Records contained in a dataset
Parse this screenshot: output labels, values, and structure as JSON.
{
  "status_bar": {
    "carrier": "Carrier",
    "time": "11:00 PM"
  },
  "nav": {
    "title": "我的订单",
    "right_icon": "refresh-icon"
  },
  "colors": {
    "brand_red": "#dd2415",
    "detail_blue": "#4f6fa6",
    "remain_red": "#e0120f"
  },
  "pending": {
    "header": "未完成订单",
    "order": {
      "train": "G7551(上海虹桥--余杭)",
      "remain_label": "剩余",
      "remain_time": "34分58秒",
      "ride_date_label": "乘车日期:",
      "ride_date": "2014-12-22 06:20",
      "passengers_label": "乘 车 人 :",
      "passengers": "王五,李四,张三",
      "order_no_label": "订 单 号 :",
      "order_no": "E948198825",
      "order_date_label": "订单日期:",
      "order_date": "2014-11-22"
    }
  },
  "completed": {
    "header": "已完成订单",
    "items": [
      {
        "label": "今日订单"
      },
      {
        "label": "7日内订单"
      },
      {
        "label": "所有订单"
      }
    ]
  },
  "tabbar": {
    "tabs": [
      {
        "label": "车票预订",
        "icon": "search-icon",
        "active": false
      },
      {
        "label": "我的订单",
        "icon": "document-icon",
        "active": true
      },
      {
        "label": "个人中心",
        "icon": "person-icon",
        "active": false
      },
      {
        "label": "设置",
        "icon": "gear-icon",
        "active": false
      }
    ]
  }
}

* REQUIRED TASK *
Return every entry verbatim.

* CORRECT OUTPUT *
Parse this screenshot: output labels, values, and structure as JSON.
{
  "status_bar": {
    "carrier": "Carrier",
    "time": "11:00 PM"
  },
  "nav": {
    "title": "我的订单",
    "right_icon": "refresh-icon"
  },
  "colors": {
    "brand_red": "#dd2415",
    "detail_blue": "#4f6fa6",
    "remain_red": "#e0120f"
  },
  "pending": {
    "header": "未完成订单",
    "order": {
      "train": "G7551(上海虹桥--余杭)",
      "remain_label": "剩余",
      "remain_time": "34分58秒",
      "ride_date_label": "乘车日期:",
      "ride_date": "2014-12-22 06:20",
      "passengers_label": "乘 车 人 :",
      "passengers": "王五,李四,张三",
      "order_no_label": "订 单 号 :",
      "order_no": "E948198825",
      "order_date_label": "订单日期:",
      "order_date": "2014-11-22"
    }
  },
  "completed": {
    "header": "已完成订单",
    "items": [
      {
        "label": "今日订单"
      },
      {
        "label": "7日内订单"
      },
      {
        "label": "所有订单"
      }
    ]
  },
  "tabbar": {
    "tabs": [
      {
        "label": "车票预订",
        "icon": "search-icon",
        "active": false
      },
      {
        "label": "我的订单",
        "icon": "document-icon",
        "active": true
      },
      {
        "label": "个人中心",
        "icon": "person-icon",
        "active": false
      },
      {
        "label": "设置",
        "icon": "gear-icon",
        "active": false
      }
    ]
  }
}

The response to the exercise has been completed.